Extracted records:
· · ·

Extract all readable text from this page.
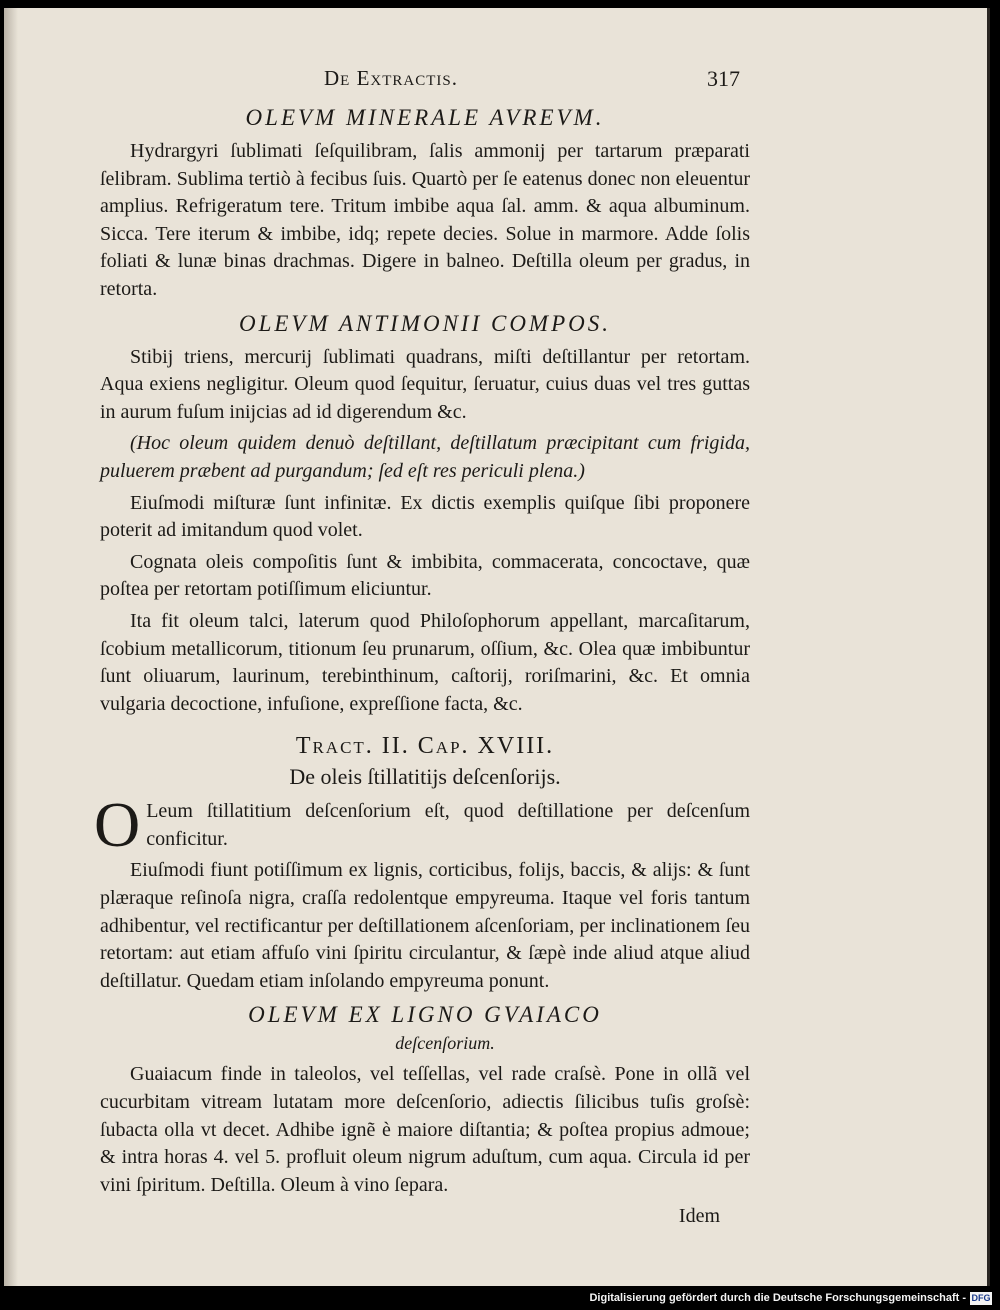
De Extractis.	317
OLEVM MINERALE AVREVM.

Hydrargyri ſublimati ſeſquilibram, ſalis ammonij per tartarum præparati ſelibram. Sublima tertiò à fecibus ſuis. Quartò per ſe eatenus donec non eleuentur amplius. Refrigeratum tere. Tritum imbibe aqua ſal. amm. & aqua albuminum. Sicca. Tere iterum & imbibe, idq; repete decies. Solue in marmore. Adde ſolis foliati & lunæ binas drachmas. Digere in balneo. Deſtilla oleum per gradus, in retorta.

OLEVM ANTIMONII COMPOS.

Stibij triens, mercurij ſublimati quadrans, miſti deſtillantur per retortam. Aqua exiens negligitur. Oleum quod ſequitur, ſeruatur, cuius duas vel tres guttas in aurum fuſum inijcias ad id digerendum &c.

(Hoc oleum quidem denuò deſtillant, deſtillatum præcipitant cum frigida, puluerem præbent ad purgandum; ſed eſt res periculi plena.)

Eiuſmodi miſturæ ſunt infinitæ. Ex dictis exemplis quiſque ſibi proponere poterit ad imitandum quod volet.

Cognata oleis compoſitis ſunt & imbibita, commacerata, concoctave, quæ poſtea per retortam potiſſimum eliciuntur.

Ita fit oleum talci, laterum quod Philoſophorum appellant, marcaſitarum, ſcobium metallicorum, titionum ſeu prunarum, oſſium, &c. Olea quæ imbibuntur ſunt oliuarum, laurinum, terebinthinum, caſtorij, roriſmarini, &c. Et omnia vulgaria decoctione, infuſione, expreſſione facta, &c.

Tract. II. Cap. XVIII.
De oleis ſtillatitijs deſcenſorijs.

O Leum ſtillatitium deſcenſorium eſt, quod deſtillatione per deſcenſum conficitur.

Eiuſmodi fiunt potiſſimum ex lignis, corticibus, folijs, baccis, & alijs: & ſunt plæraque reſinoſa nigra, craſſa redolentque empyreuma. Itaque vel foris tantum adhibentur, vel rectificantur per deſtillationem aſcenſoriam, per inclinationem ſeu retortam: aut etiam affuſo vini ſpiritu circulantur, & ſæpè inde aliud atque aliud deſtillatur. Quedam etiam inſolando empyreuma ponunt.

OLEVM EX LIGNO GVAIACO
deſcenſorium.

Guaiacum finde in taleolos, vel teſſellas, vel rade craſsè. Pone in ollã vel cucurbitam vitream lutatam more deſcenſorio, adiectis ſilicibus tuſis groſsè: ſubacta olla vt decet. Adhibe ignẽ è maiore diſtantia; & poſtea propius admoue; & intra horas 4. vel 5. profluit oleum nigrum aduſtum, cum aqua. Circula id per vini ſpiritum. Deſtilla. Oleum à vino ſepara.

Idem
Digitalisierung gefördert durch die Deutsche Forschungsgemeinschaft - DFG
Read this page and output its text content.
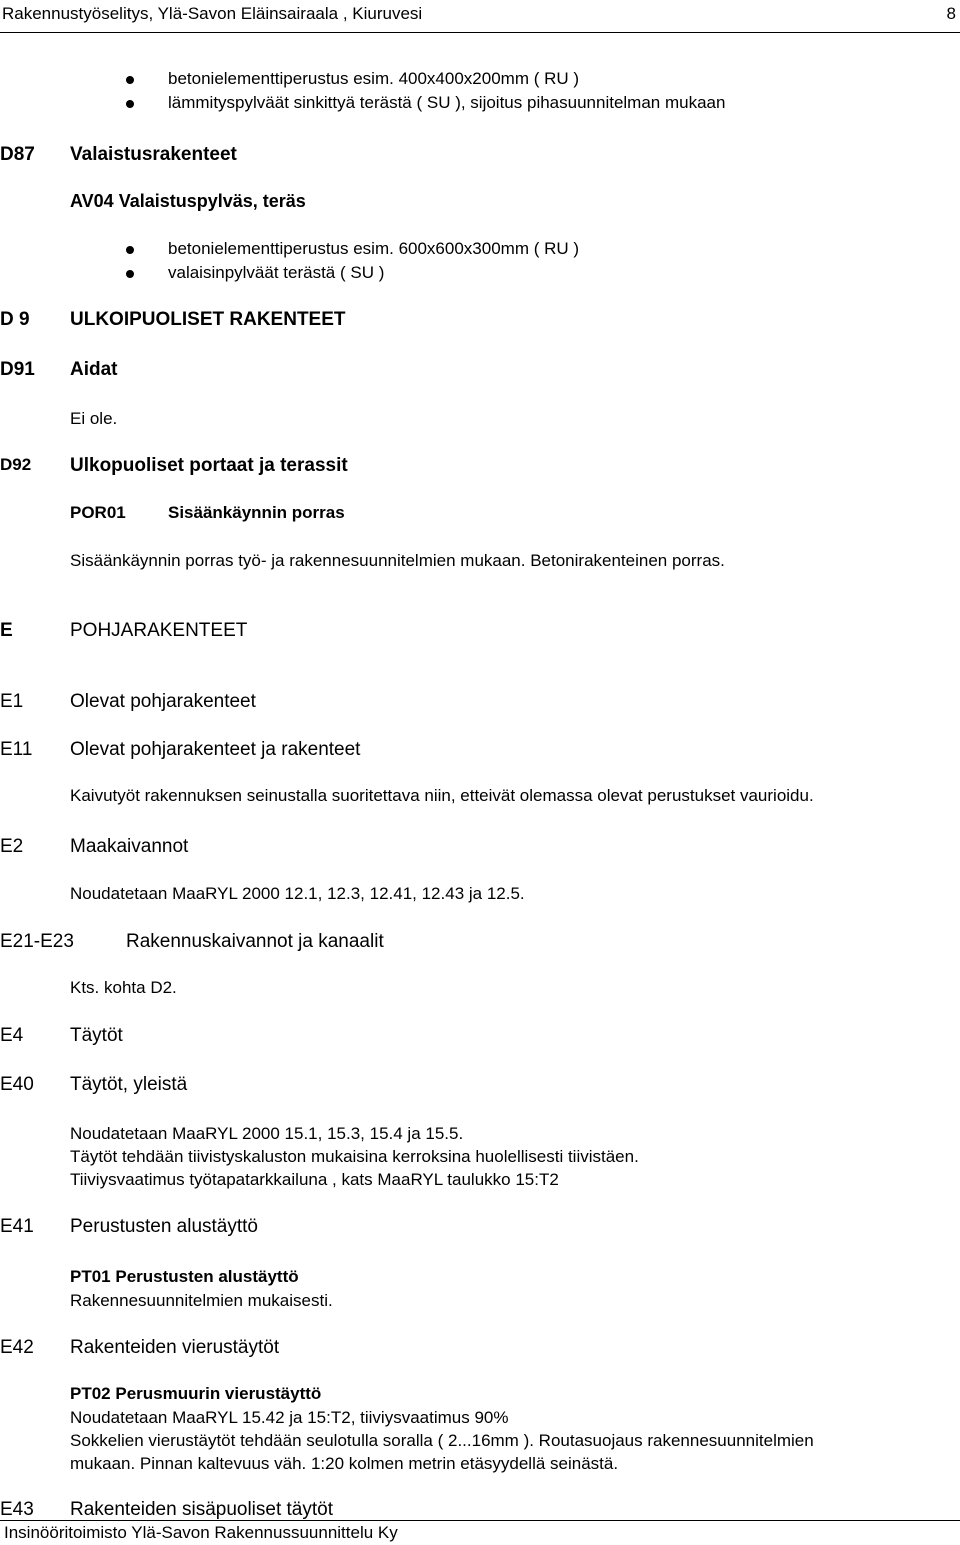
Rakennustyöselitys, Ylä-Savon Eläinsairaala , Kiuruvesi	8
betonielementtiperustus esim. 400x400x200mm ( RU )
lämmityspylväät sinkittyä terästä ( SU ), sijoitus pihasuunnitelman mukaan
D87 Valaistusrakenteet
AV04 Valaistuspylväs, teräs
betonielementtiperustus esim. 600x600x300mm ( RU )
valaisinpylväät terästä ( SU )
D 9 ULKOIPUOLISET RAKENTEET
D91 Aidat
Ei ole.
D92 Ulkopuoliset portaat ja terassit
POR01 Sisäänkäynnin porras
Sisäänkäynnin porras työ- ja rakennesuunnitelmien mukaan. Betonirakenteinen porras.
E	POHJARAKENTEET
E1 Olevat pohjarakenteet
E11 Olevat pohjarakenteet ja rakenteet
Kaivutyöt rakennuksen seinustalla suoritettava niin, etteivät olemassa olevat perustukset vaurioidu.
E2 Maakaivannot
Noudatetaan MaaRYL 2000 12.1, 12.3, 12.41, 12.43 ja 12.5.
E21-E23	Rakennuskaivannot ja kanaalit
Kts. kohta D2.
E4 Täytöt
E40 Täytöt, yleistä
Noudatetaan MaaRYL 2000 15.1, 15.3, 15.4 ja 15.5.
Täytöt tehdään tiivistyskaluston mukaisina kerroksina huolellisesti tiivistäen.
Tiiviysvaatimus työtapatarkkailuna , kats MaaRYL taulukko 15:T2
E41 Perustusten alustäyttö
PT01 Perustusten alustäyttö
Rakennesuunnitelmien mukaisesti.
E42 Rakenteiden vierustäytöt
PT02 Perusmuurin vierustäyttö
Noudatetaan MaaRYL 15.42 ja 15:T2, tiiviysvaatimus 90%
Sokkelien vierustäytöt tehdään seulotulla soralla ( 2...16mm ). Routasuojaus rakennesuunnitelmien
mukaan. Pinnan kaltevuus väh. 1:20 kolmen metrin etäsyydellä seinästä.
E43 Rakenteiden sisäpuoliset täytöt
Insinööritoimisto Ylä-Savon Rakennussuunnittelu Ky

· · ·

(WHAT THE TASK ASKS):
Lines containing the word "Sisäänkäynnin" must all be returned from the material above.

(RIGHT ANSWER):
POR01 Sisäänkäynnin porras
Sisäänkäynnin porras työ- ja rakennesuunnitelmien mukaan. Betonirakenteinen porras.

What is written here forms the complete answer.